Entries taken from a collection
┌──

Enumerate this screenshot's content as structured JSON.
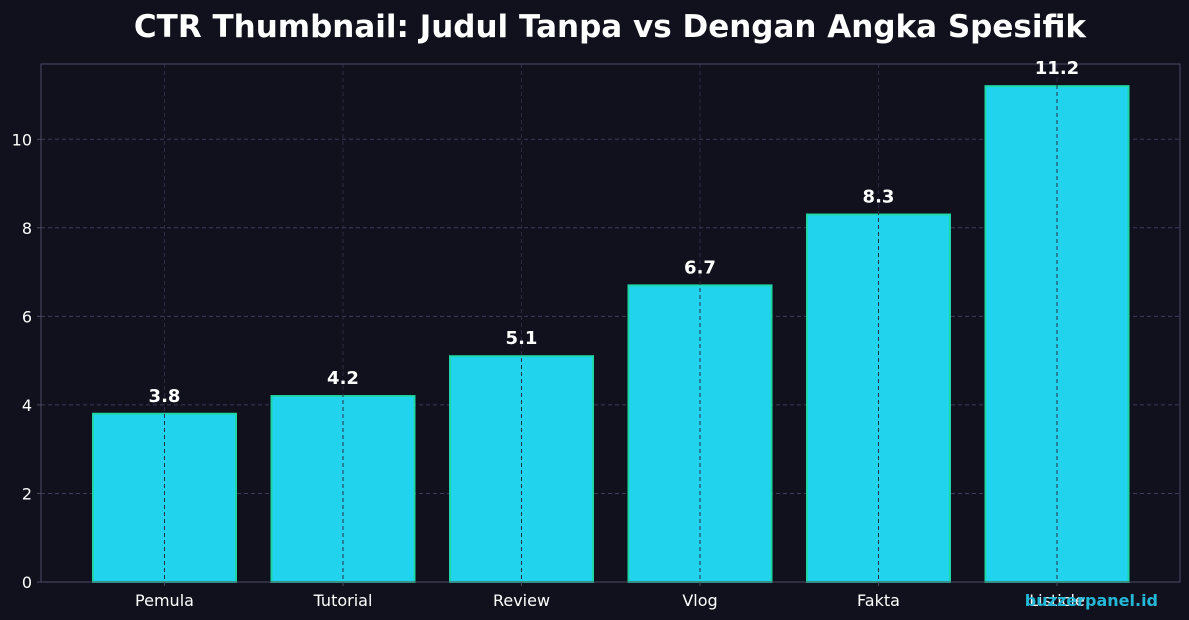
{
  "chart_data": {
    "type": "bar",
    "title": "CTR Thumbnail: Judul Tanpa vs Dengan Angka Spesifik",
    "categories": [
      "Pemula",
      "Tutorial",
      "Review",
      "Vlog",
      "Fakta",
      "Listicle"
    ],
    "values": [
      3.8,
      4.2,
      5.1,
      6.7,
      8.3,
      11.2
    ],
    "data_labels": [
      "3.8",
      "4.2",
      "5.1",
      "6.7",
      "8.3",
      "11.2"
    ],
    "y_ticks": [
      0,
      2,
      4,
      6,
      8,
      10
    ],
    "ylim": [
      0,
      11.7
    ],
    "xlabel": "",
    "ylabel": "",
    "grid": true,
    "colors": {
      "background": "#11111d",
      "bar_fill": "#22d3ee",
      "bar_edge": "#1ed6a6",
      "grid": "#3b3b5a",
      "axis": "#4a4a66",
      "text": "#ffffff",
      "watermark": "#22b8d6"
    }
  },
  "watermark": "buzzerpanel.id"
}
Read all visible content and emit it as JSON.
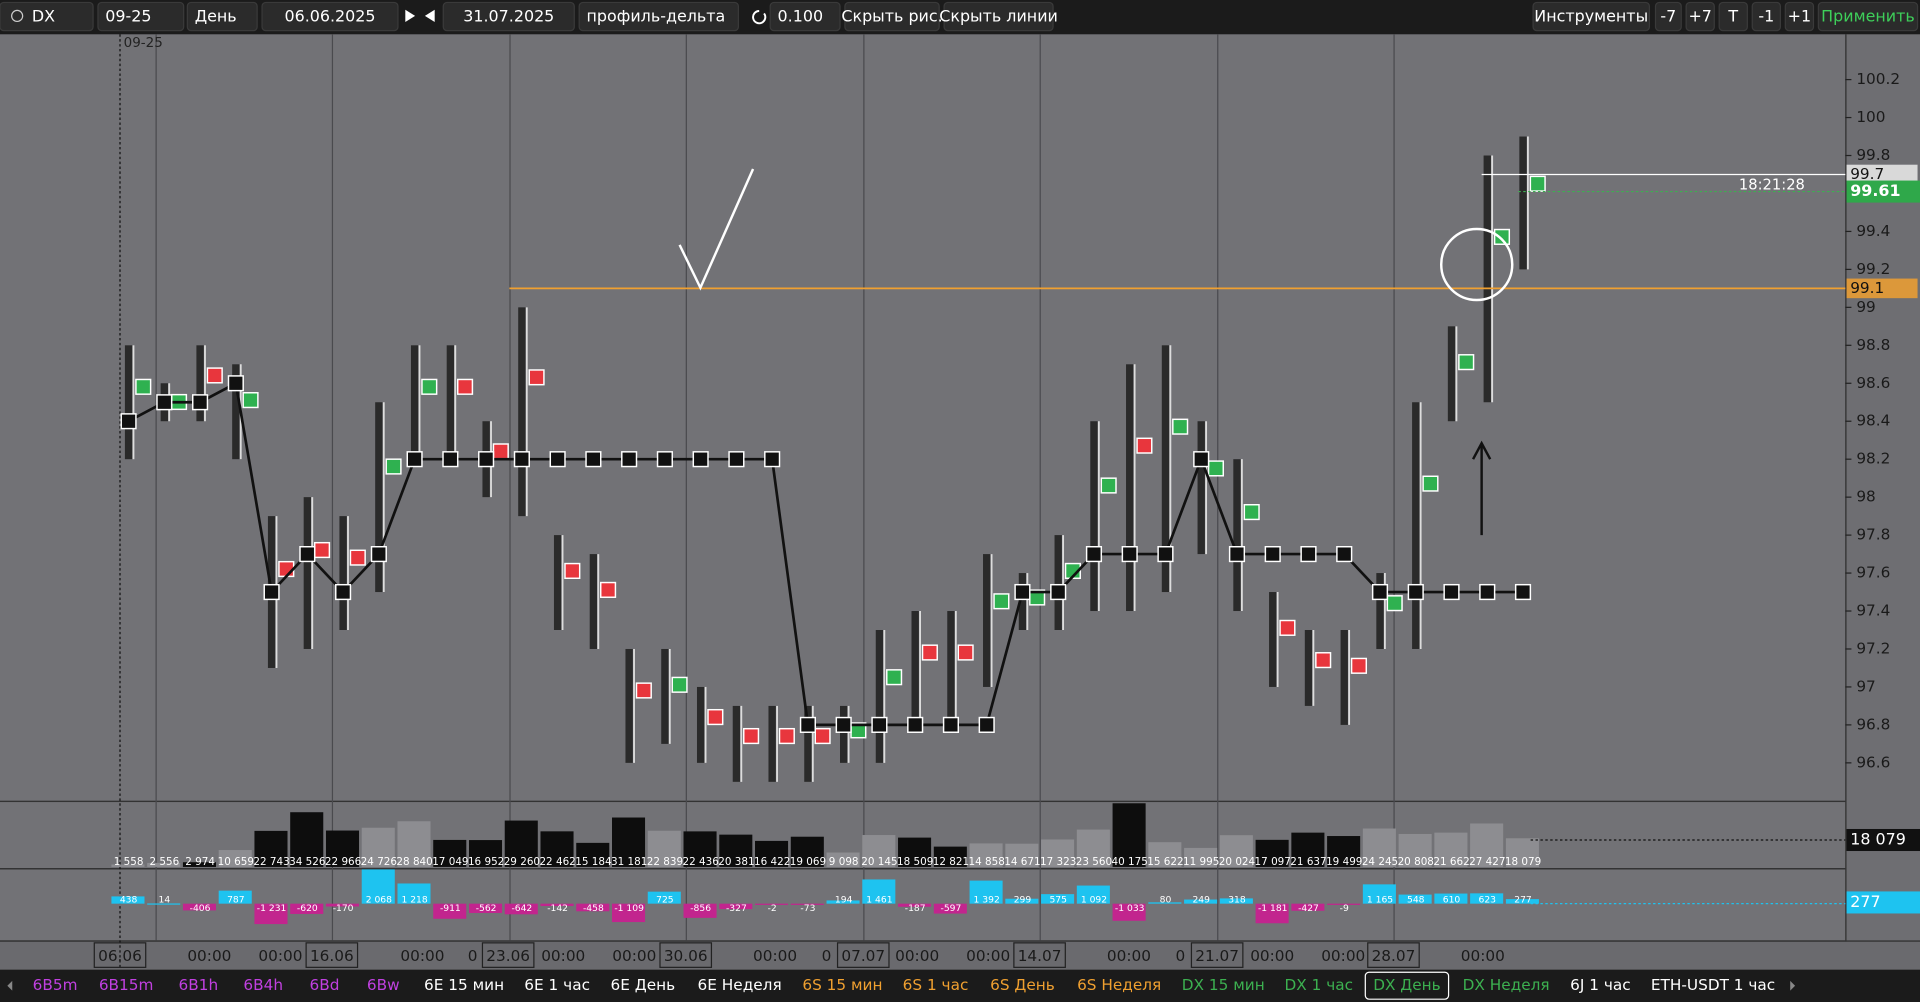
{
  "toolbar": {
    "symbol": "DX",
    "contract": "09-25",
    "period": "День",
    "date_from": "06.06.2025",
    "date_to": "31.07.2025",
    "template": "профиль-дельта",
    "step": "0.100",
    "hide_drawings": "Скрыть рис.",
    "hide_lines": "Скрыть линии",
    "tools": "Инструменты",
    "shift_buttons": [
      "-7",
      "+7",
      "T",
      "-1",
      "+1"
    ],
    "apply": "Применить"
  },
  "chart": {
    "contract_label": "09-25",
    "price_ticks": [
      100.2,
      100,
      99.8,
      99.4,
      99.2,
      99,
      98.8,
      98.6,
      98.4,
      98.2,
      98,
      97.8,
      97.6,
      97.4,
      97.2,
      97,
      96.8,
      96.6
    ],
    "last_line": 99.7,
    "timer": "18:21:28",
    "last_price": 99.61,
    "level": 99.1,
    "days": {
      "high": [
        98.8,
        98.6,
        98.8,
        98.7,
        97.9,
        98,
        97.9,
        98.5,
        98.8,
        98.8,
        98.4,
        99,
        97.8,
        97.7,
        97.2,
        97.2,
        97,
        96.9,
        96.9,
        96.9,
        96.9,
        97.3,
        97.4,
        97.4,
        97.7,
        97.6,
        97.8,
        98.4,
        98.7,
        98.8,
        98.4,
        98.2,
        97.5,
        97.3,
        97.3,
        97.6,
        98.5,
        98.9,
        99.8,
        99.9
      ],
      "low": [
        98.2,
        98.4,
        98.4,
        98.2,
        97.1,
        97.2,
        97.3,
        97.5,
        98.2,
        98.2,
        98,
        97.9,
        97.3,
        97.2,
        96.6,
        96.7,
        96.6,
        96.5,
        96.5,
        96.5,
        96.6,
        96.6,
        96.8,
        96.8,
        97,
        97.3,
        97.3,
        97.4,
        97.4,
        97.5,
        97.7,
        97.4,
        97,
        96.9,
        96.8,
        97.2,
        97.2,
        98.4,
        98.5,
        99.2
      ],
      "profile_line": [
        98.4,
        98.5,
        98.5,
        98.6,
        97.5,
        97.7,
        97.5,
        97.7,
        98.2,
        98.2,
        98.2,
        98.2,
        98.2,
        98.2,
        98.2,
        98.2,
        98.2,
        98.2,
        98.2,
        96.8,
        96.8,
        96.8,
        96.8,
        96.8,
        96.8,
        97.5,
        97.5,
        97.7,
        97.7,
        97.7,
        98.2,
        97.7,
        97.7,
        97.7,
        97.7,
        97.5,
        97.5,
        97.5,
        97.5,
        97.5
      ]
    },
    "volume": {
      "values": [
        1558,
        2556,
        2974,
        10659,
        22743,
        34526,
        22966,
        24726,
        28840,
        17049,
        16952,
        29260,
        22462,
        15184,
        31181,
        22839,
        22436,
        20381,
        16422,
        19069,
        9098,
        20145,
        18509,
        12821,
        14858,
        14671,
        17323,
        23560,
        40175,
        15622,
        11995,
        20024,
        17097,
        21637,
        19499,
        24245,
        20808,
        21662,
        27427,
        18079
      ],
      "value_labels": [
        "1 558",
        "2 556",
        "2 974",
        "10 659",
        "22 743",
        "34 526",
        "22 966",
        "24 726",
        "28 840",
        "17 049",
        "16 952",
        "29 260",
        "22 462",
        "15 184",
        "31 181",
        "22 839",
        "22 436",
        "20 381",
        "16 422",
        "19 069",
        "9 098",
        "20 145",
        "18 509",
        "12 821",
        "14 858",
        "14 671",
        "17 323",
        "23 560",
        "40 175",
        "15 622",
        "11 995",
        "20 024",
        "17 097",
        "21 637",
        "19 499",
        "24 245",
        "20 808",
        "21 662",
        "27 427",
        "18 079"
      ]
    },
    "delta": {
      "values": [
        438,
        14,
        -406,
        787,
        -1231,
        -620,
        -170,
        2068,
        1218,
        -911,
        -562,
        -642,
        -142,
        -458,
        -1109,
        725,
        -856,
        -327,
        -2,
        -73,
        194,
        1461,
        -187,
        -597,
        1392,
        299,
        575,
        1092,
        -1033,
        80,
        249,
        318,
        -1181,
        -427,
        -9,
        1165,
        548,
        610,
        623,
        277
      ],
      "value_labels": [
        "438",
        "14",
        "-406",
        "787",
        "-1 231",
        "-620",
        "-170",
        "2 068",
        "1 218",
        "-911",
        "-562",
        "-642",
        "-142",
        "-458",
        "-1 109",
        "725",
        "-856",
        "-327",
        "-2",
        "-73",
        "194",
        "1 461",
        "-187",
        "-597",
        "1 392",
        "299",
        "575",
        "1 092",
        "-1 033",
        "80",
        "249",
        "318",
        "-1 181",
        "-427",
        "-9",
        "1 165",
        "548",
        "610",
        "623",
        "277"
      ]
    },
    "time_labels": [
      "06.06",
      "00:00",
      "00:00",
      "16.06",
      "00:00",
      "0",
      "23.06",
      "00:00",
      "00:00",
      "30.06",
      "00:00",
      "0",
      "07.07",
      "00:00",
      "00:00",
      "14.07",
      "00:00",
      "0",
      "21.07",
      "00:00",
      "00:00",
      "28.07",
      "00:00"
    ]
  },
  "tabs": [
    {
      "label": "6B5m",
      "color": "#c040e0"
    },
    {
      "label": "6B15m",
      "color": "#c040e0"
    },
    {
      "label": "6B1h",
      "color": "#c040e0"
    },
    {
      "label": "6B4h",
      "color": "#c040e0"
    },
    {
      "label": "6Bd",
      "color": "#c040e0"
    },
    {
      "label": "6Bw",
      "color": "#c040e0"
    },
    {
      "label": "6E 15 мин",
      "color": "#ffffff"
    },
    {
      "label": "6E 1 час",
      "color": "#ffffff"
    },
    {
      "label": "6E День",
      "color": "#ffffff"
    },
    {
      "label": "6E Неделя",
      "color": "#ffffff"
    },
    {
      "label": "6S 15 мин",
      "color": "#f0a030"
    },
    {
      "label": "6S 1 час",
      "color": "#f0a030"
    },
    {
      "label": "6S День",
      "color": "#f0a030"
    },
    {
      "label": "6S Неделя",
      "color": "#f0a030"
    },
    {
      "label": "DX 15 мин",
      "color": "#3cb050"
    },
    {
      "label": "DX 1 час",
      "color": "#3cb050"
    },
    {
      "label": "DX День",
      "color": "#3cb050"
    },
    {
      "label": "DX Неделя",
      "color": "#3cb050"
    },
    {
      "label": "6J 1 час",
      "color": "#ffffff"
    },
    {
      "label": "ETH-USDT 1 час",
      "color": "#ffffff"
    }
  ],
  "active_tab": 16
}
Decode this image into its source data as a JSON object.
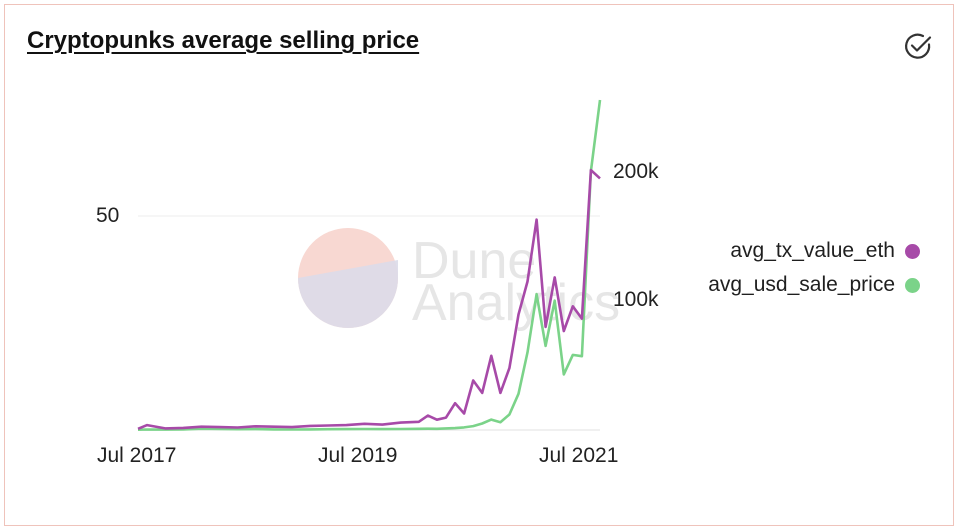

└──

Exercise
Copy all of the entries verbatim, leaving out any pictures they contain.

Problem solution
Enumerate this screenshot's content as structured JSON.
{
  "chart_data": {
    "type": "bar",
    "title": "CTR Thumbnail: Judul Tanpa vs Dengan Angka Spesifik",
    "categories": [
      "Pemula",
      "Tutorial",
      "Review",
      "Vlog",
      "Fakta",
      "Listicle"
    ],
    "values": [
      3.8,
      4.2,
      5.1,
      6.7,
      8.3,
      11.2
    ],
    "data_labels": [
      "3.8",
      "4.2",
      "5.1",
      "6.7",
      "8.3",
      "11.2"
    ],
    "y_ticks": [
      0,
      2,
      4,
      6,
      8,
      10
    ],
    "ylim": [
      0,
      11.7
    ],
    "xlabel": "",
    "ylabel": "",
    "grid": true,
    "colors": {
      "background": "#11111d",
      "bar_fill": "#22d3ee",
      "bar_edge": "#1ed6a6",
      "grid": "#3b3b5a",
      "axis": "#4a4a66",
      "text": "#ffffff",
      "watermark": "#22b8d6"
    }
  },
  "watermark": "buzzerpanel.id"
}
Read all visible content and emit it as JSON.
{
  "toolbar": {
    "symbol": "DX",
    "contract": "09-25",
    "period": "День",
    "date_from": "06.06.2025",
    "date_to": "31.07.2025",
    "template": "профиль-дельта",
    "step": "0.100",
    "hide_drawings": "Скрыть рис.",
    "hide_lines": "Скрыть линии",
    "tools": "Инструменты",
    "shift_buttons": [
      "-7",
      "+7",
      "T",
      "-1",
      "+1"
    ],
    "apply": "Применить"
  },
  "chart": {
    "contract_label": "09-25",
    "price_ticks": [
      100.2,
      100,
      99.8,
      99.4,
      99.2,
      99,
      98.8,
      98.6,
      98.4,
      98.2,
      98,
      97.8,
      97.6,
      97.4,
      97.2,
      97,
      96.8,
      96.6
    ],
    "last_line": 99.7,
    "timer": "18:21:28",
    "last_price": 99.61,
    "level": 99.1,
    "days": {
      "high": [
        98.8,
        98.6,
        98.8,
        98.7,
        97.9,
        98,
        97.9,
        98.5,
        98.8,
        98.8,
        98.4,
        99,
        97.8,
        97.7,
        97.2,
        97.2,
        97,
        96.9,
        96.9,
        96.9,
        96.9,
        97.3,
        97.4,
        97.4,
        97.7,
        97.6,
        97.8,
        98.4,
        98.7,
        98.8,
        98.4,
        98.2,
        97.5,
        97.3,
        97.3,
        97.6,
        98.5,
        98.9,
        99.8,
        99.9
      ],
      "low": [
        98.2,
        98.4,
        98.4,
        98.2,
        97.1,
        97.2,
        97.3,
        97.5,
        98.2,
        98.2,
        98,
        97.9,
        97.3,
        97.2,
        96.6,
        96.7,
        96.6,
        96.5,
        96.5,
        96.5,
        96.6,
        96.6,
        96.8,
        96.8,
        97,
        97.3,
        97.3,
        97.4,
        97.4,
        97.5,
        97.7,
        97.4,
        97,
        96.9,
        96.8,
        97.2,
        97.2,
        98.4,
        98.5,
        99.2
      ],
      "profile_line": [
        98.4,
        98.5,
        98.5,
        98.6,
        97.5,
        97.7,
        97.5,
        97.7,
        98.2,
        98.2,
        98.2,
        98.2,
        98.2,
        98.2,
        98.2,
        98.2,
        98.2,
        98.2,
        98.2,
        96.8,
        96.8,
        96.8,
        96.8,
        96.8,
        96.8,
        97.5,
        97.5,
        97.7,
        97.7,
        97.7,
        98.2,
        97.7,
        97.7,
        97.7,
        97.7,
        97.5,
        97.5,
        97.5,
        97.5,
        97.5
      ]
    },
    "volume": {
      "values": [
        1558,
        2556,
        2974,
        10659,
        22743,
        34526,
        22966,
        24726,
        28840,
        17049,
        16952,
        29260,
        22462,
        15184,
        31181,
        22839,
        22436,
        20381,
        16422,
        19069,
        9098,
        20145,
        18509,
        12821,
        14858,
        14671,
        17323,
        23560,
        40175,
        15622,
        11995,
        20024,
        17097,
        21637,
        19499,
        24245,
        20808,
        21662,
        27427,
        18079
      ],
      "value_labels": [
        "1 558",
        "2 556",
        "2 974",
        "10 659",
        "22 743",
        "34 526",
        "22 966",
        "24 726",
        "28 840",
        "17 049",
        "16 952",
        "29 260",
        "22 462",
        "15 184",
        "31 181",
        "22 839",
        "22 436",
        "20 381",
        "16 422",
        "19 069",
        "9 098",
        "20 145",
        "18 509",
        "12 821",
        "14 858",
        "14 671",
        "17 323",
        "23 560",
        "40 175",
        "15 622",
        "11 995",
        "20 024",
        "17 097",
        "21 637",
        "19 499",
        "24 245",
        "20 808",
        "21 662",
        "27 427",
        "18 079"
      ]
    },
    "delta": {
      "values": [
        438,
        14,
        -406,
        787,
        -1231,
        -620,
        -170,
        2068,
        1218,
        -911,
        -562,
        -642,
        -142,
        -458,
        -1109,
        725,
        -856,
        -327,
        -2,
        -73,
        194,
        1461,
        -187,
        -597,
        1392,
        299,
        575,
        1092,
        -1033,
        80,
        249,
        318,
        -1181,
        -427,
        -9,
        1165,
        548,
        610,
        623,
        277
      ],
      "value_labels": [
        "438",
        "14",
        "-406",
        "787",
        "-1 231",
        "-620",
        "-170",
        "2 068",
        "1 218",
        "-911",
        "-562",
        "-642",
        "-142",
        "-458",
        "-1 109",
        "725",
        "-856",
        "-327",
        "-2",
        "-73",
        "194",
        "1 461",
        "-187",
        "-597",
        "1 392",
        "299",
        "575",
        "1 092",
        "-1 033",
        "80",
        "249",
        "318",
        "-1 181",
        "-427",
        "-9",
        "1 165",
        "548",
        "610",
        "623",
        "277"
      ]
    },
    "time_labels": [
      "06.06",
      "00:00",
      "00:00",
      "16.06",
      "00:00",
      "0",
      "23.06",
      "00:00",
      "00:00",
      "30.06",
      "00:00",
      "0",
      "07.07",
      "00:00",
      "00:00",
      "14.07",
      "00:00",
      "0",
      "21.07",
      "00:00",
      "00:00",
      "28.07",
      "00:00"
    ]
  },
  "tabs": [
    {
      "label": "6B5m",
      "color": "#c040e0"
    },
    {
      "label": "6B15m",
      "color": "#c040e0"
    },
    {
      "label": "6B1h",
      "color": "#c040e0"
    },
    {
      "label": "6B4h",
      "color": "#c040e0"
    },
    {
      "label": "6Bd",
      "color": "#c040e0"
    },
    {
      "label": "6Bw",
      "color": "#c040e0"
    },
    {
      "label": "6E 15 мин",
      "color": "#ffffff"
    },
    {
      "label": "6E 1 час",
      "color": "#ffffff"
    },
    {
      "label": "6E День",
      "color": "#ffffff"
    },
    {
      "label": "6E Неделя",
      "color": "#ffffff"
    },
    {
      "label": "6S 15 мин",
      "color": "#f0a030"
    },
    {
      "label": "6S 1 час",
      "color": "#f0a030"
    },
    {
      "label": "6S День",
      "color": "#f0a030"
    },
    {
      "label": "6S Неделя",
      "color": "#f0a030"
    },
    {
      "label": "DX 15 мин",
      "color": "#3cb050"
    },
    {
      "label": "DX 1 час",
      "color": "#3cb050"
    },
    {
      "label": "DX День",
      "color": "#3cb050"
    },
    {
      "label": "DX Неделя",
      "color": "#3cb050"
    },
    {
      "label": "6J 1 час",
      "color": "#ffffff"
    },
    {
      "label": "ETH-USDT 1 час",
      "color": "#ffffff"
    }
  ],
  "active_tab": 16
}
Decode this image into its source data as a JSON object.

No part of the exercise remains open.